Instruction: Compile every line that includes the word "était".

Data shown:
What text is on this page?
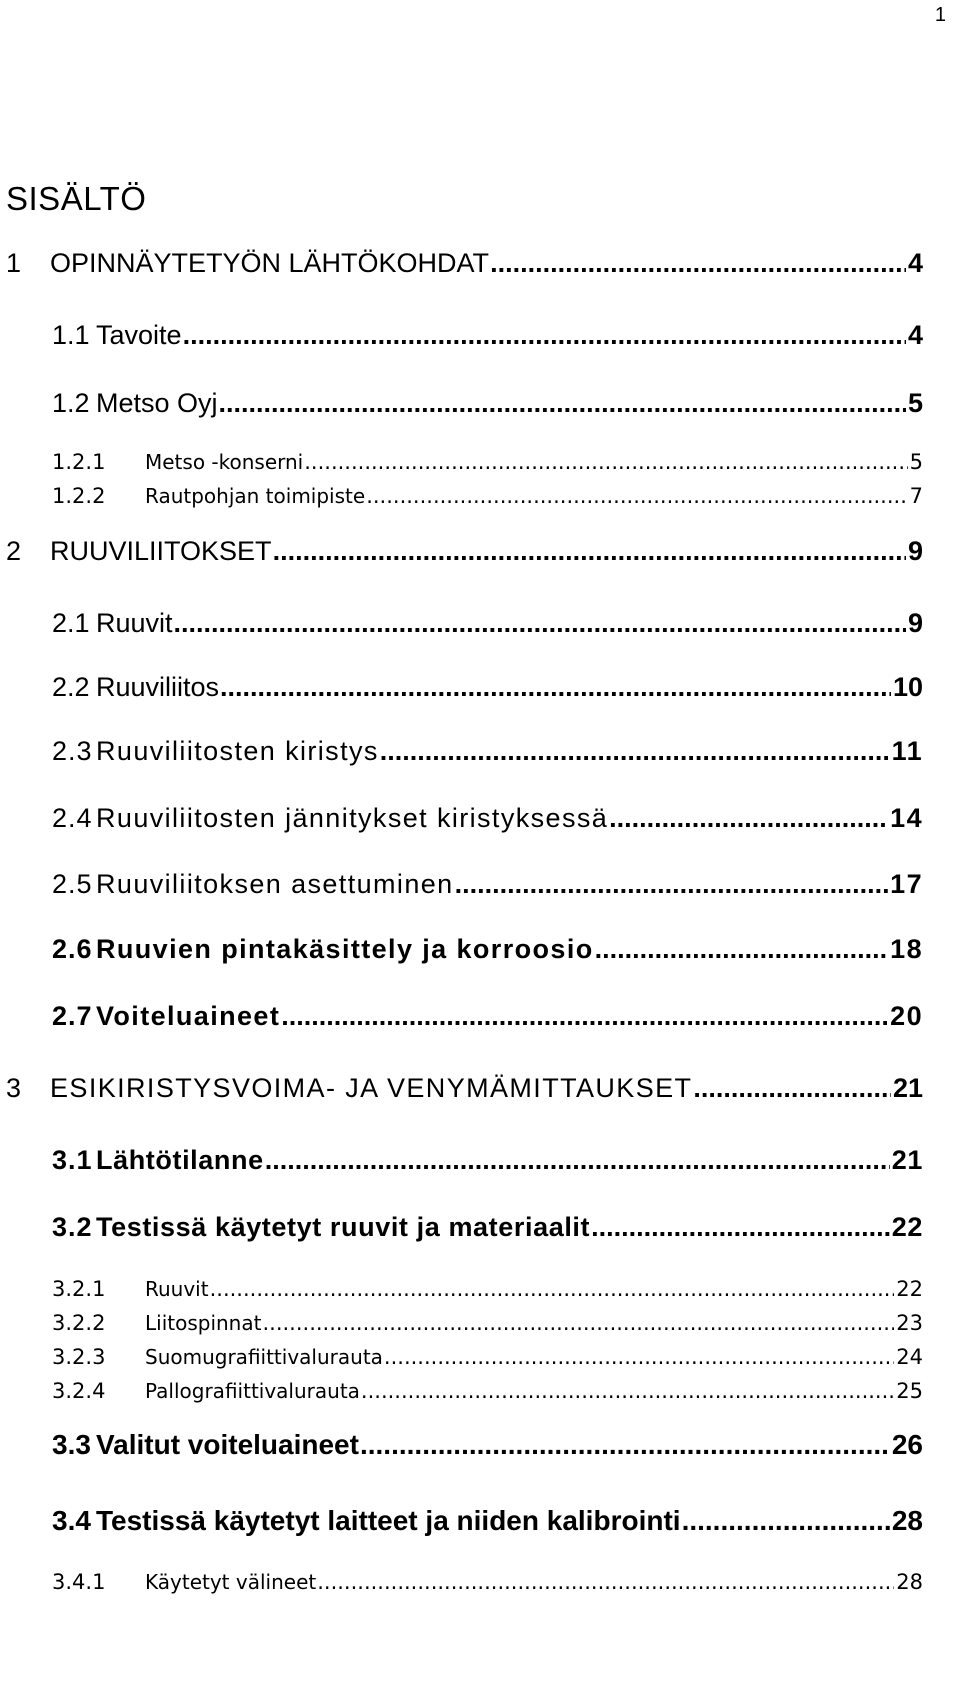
1
SISÄLTÖ
1	OPINNÄYTETYÖN LÄHTÖKOHDAT .....	4
1.1 Tavoite .....	4
1.2 Metso Oyj .....	5
1.2.1	Metso -konserni .....	5
1.2.2	Rautpohjan toimipiste .....	7
2	RUUVILIITOKSET .....	9
2.1 Ruuvit .....	9
2.2 Ruuviliitos .....	10
2.3 Ruuviliitosten kiristys .....	11
2.4 Ruuviliitosten jännitykset kiristyksessä .....	14
2.5 Ruuviliitoksen asettuminen .....	17
2.6 Ruuvien pintakäsittely ja korroosio .....	18
2.7 Voiteluaineet .....	20
3	ESIKIRISTYSVOIMA- JA VENYMÄMITTAUKSET .....	21
3.1 Lähtötilanne .....	21
3.2 Testissä käytetyt ruuvit ja materiaalit .....	22
3.2.1	Ruuvit .....	22
3.2.2	Liitospinnat .....	23
3.2.3	Suomugrafiittivalurauta .....	24
3.2.4	Pallografiittivalurauta .....	25
3.3 Valitut voiteluaineet .....	26
3.4 Testissä käytetyt laitteet ja niiden kalibrointi .....	28
3.4.1	Käytetyt välineet .....	28
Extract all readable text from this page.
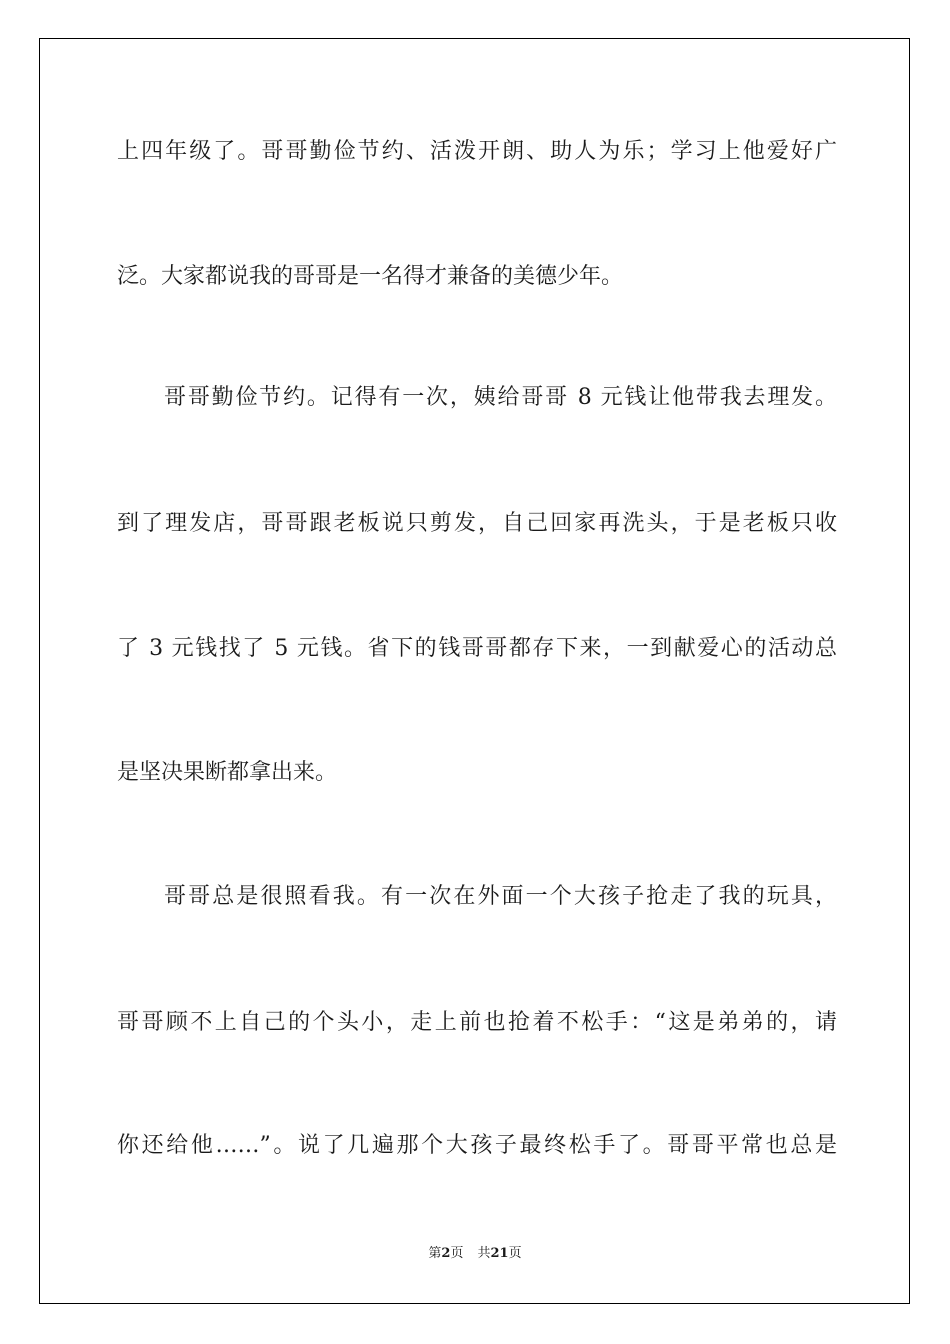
上四年级了。哥哥勤俭节约、活泼开朗、助人为乐；学习上他爱好广
泛。大家都说我的哥哥是一名得才兼备的美德少年。
哥哥勤俭节约。记得有一次，姨给哥哥 8 元钱让他带我去理发。
到了理发店，哥哥跟老板说只剪发，自己回家再洗头，于是老板只收
了 3 元钱找了 5 元钱。省下的钱哥哥都存下来，一到献爱心的活动总
是坚决果断都拿出来。
哥哥总是很照看我。有一次在外面一个大孩子抢走了我的玩具，
哥哥顾不上自己的个头小，走上前也抢着不松手：“这是弟弟的，请
你还给他……”。说了几遍那个大孩子最终松手了。哥哥平常也总是
第2页 共21页
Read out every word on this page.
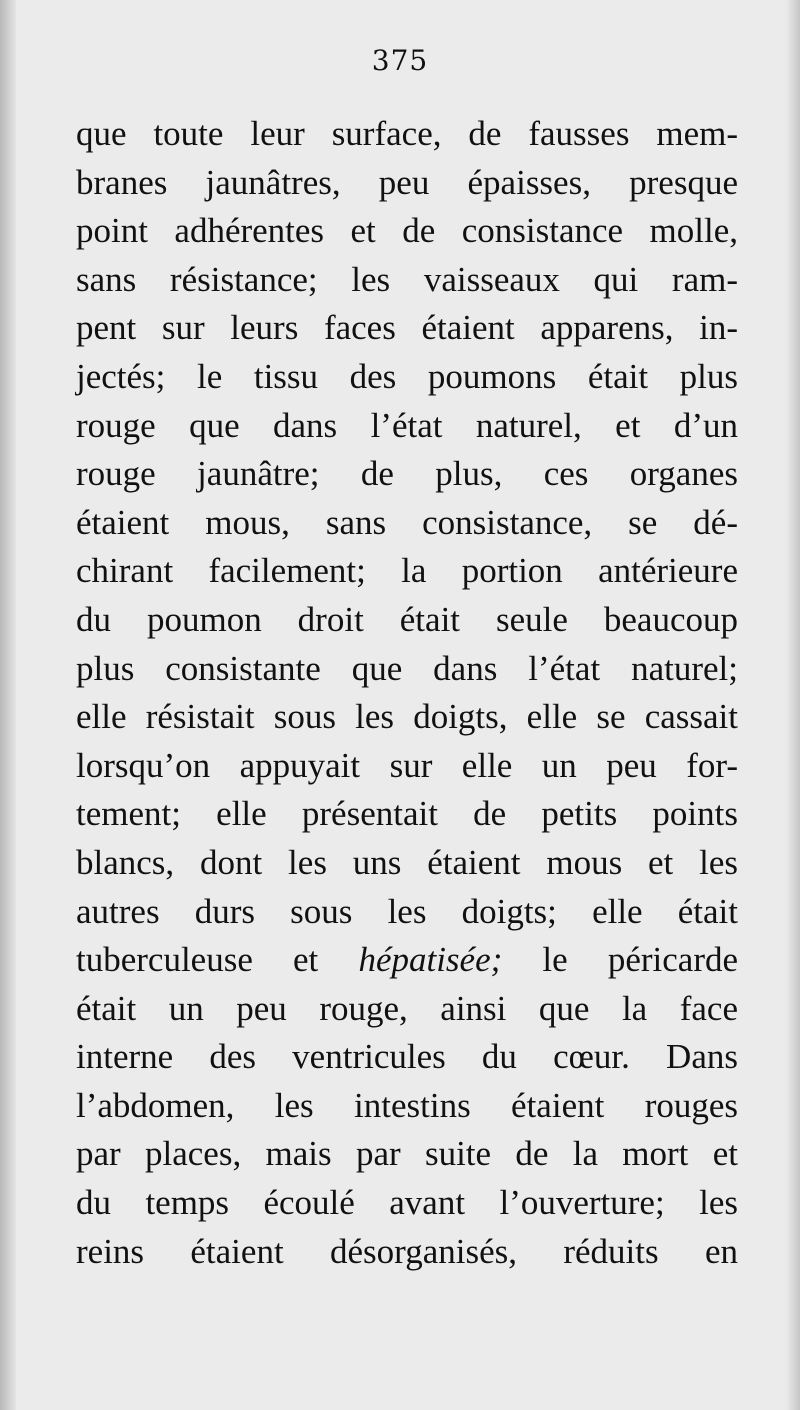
375
que toute leur surface, de fausses mem-
branes jaunâtres, peu épaisses, presque
point adhérentes et de consistance molle,
sans résistance; les vaisseaux qui ram-
pent sur leurs faces étaient apparens, in-
jectés; le tissu des poumons était plus
rouge que dans l’état naturel, et d’un
rouge jaunâtre; de plus, ces organes
étaient mous, sans consistance, se dé-
chirant facilement; la portion antérieure
du poumon droit était seule beaucoup
plus consistante que dans l’état naturel;
elle résistait sous les doigts, elle se cassait
lorsqu’on appuyait sur elle un peu for-
tement; elle présentait de petits points
blancs, dont les uns étaient mous et les
autres durs sous les doigts; elle était
tuberculeuse et hépatisée; le péricarde
était un peu rouge, ainsi que la face
interne des ventricules du cœur. Dans
l’abdomen, les intestins étaient rouges
par places, mais par suite de la mort et
du temps écoulé avant l’ouverture; les
reins étaient désorganisés, réduits en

Full answer:
jectés; le tissu des poumons était plus
du poumon droit était seule beaucoup
autres durs sous les doigts; elle était
était un peu rouge, ainsi que la face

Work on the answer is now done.